WHAT IS REQUIRED: Count each line below that has "registration" anywhere in it. Answer with the total alone.
[start]
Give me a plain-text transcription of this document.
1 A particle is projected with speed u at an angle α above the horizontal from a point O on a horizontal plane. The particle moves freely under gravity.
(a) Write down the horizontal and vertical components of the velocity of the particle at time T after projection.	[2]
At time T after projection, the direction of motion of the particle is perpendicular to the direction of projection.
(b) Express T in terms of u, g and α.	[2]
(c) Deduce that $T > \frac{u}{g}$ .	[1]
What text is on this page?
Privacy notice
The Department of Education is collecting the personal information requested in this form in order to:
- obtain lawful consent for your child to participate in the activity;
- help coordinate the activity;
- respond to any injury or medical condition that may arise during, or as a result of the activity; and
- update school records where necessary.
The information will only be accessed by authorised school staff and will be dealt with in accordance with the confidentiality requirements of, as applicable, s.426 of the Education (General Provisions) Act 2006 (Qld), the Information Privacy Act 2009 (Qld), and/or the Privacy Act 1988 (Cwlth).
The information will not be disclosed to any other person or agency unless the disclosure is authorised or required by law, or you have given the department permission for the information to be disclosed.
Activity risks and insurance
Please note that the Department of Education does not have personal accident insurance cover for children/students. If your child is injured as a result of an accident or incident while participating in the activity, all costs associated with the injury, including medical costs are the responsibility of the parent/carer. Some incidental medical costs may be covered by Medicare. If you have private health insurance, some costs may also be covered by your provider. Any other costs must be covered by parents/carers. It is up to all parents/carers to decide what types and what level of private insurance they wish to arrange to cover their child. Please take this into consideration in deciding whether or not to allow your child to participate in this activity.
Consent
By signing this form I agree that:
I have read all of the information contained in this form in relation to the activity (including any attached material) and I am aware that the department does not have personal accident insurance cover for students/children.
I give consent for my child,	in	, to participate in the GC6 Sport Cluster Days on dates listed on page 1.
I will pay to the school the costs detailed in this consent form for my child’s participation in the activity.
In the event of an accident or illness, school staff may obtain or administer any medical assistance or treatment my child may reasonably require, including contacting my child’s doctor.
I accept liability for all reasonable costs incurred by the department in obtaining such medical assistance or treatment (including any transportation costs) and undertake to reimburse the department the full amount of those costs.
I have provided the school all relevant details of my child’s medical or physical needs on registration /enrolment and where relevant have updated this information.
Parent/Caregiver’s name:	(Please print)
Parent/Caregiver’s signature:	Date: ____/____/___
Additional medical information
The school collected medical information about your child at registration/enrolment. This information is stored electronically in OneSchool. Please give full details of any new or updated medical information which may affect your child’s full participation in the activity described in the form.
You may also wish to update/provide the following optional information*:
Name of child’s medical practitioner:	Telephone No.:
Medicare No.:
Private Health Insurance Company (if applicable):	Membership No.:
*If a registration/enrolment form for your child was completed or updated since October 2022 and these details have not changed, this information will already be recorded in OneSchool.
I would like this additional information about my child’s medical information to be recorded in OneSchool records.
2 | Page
[end]
RESPONSE FOR THIS EXERCISE: 3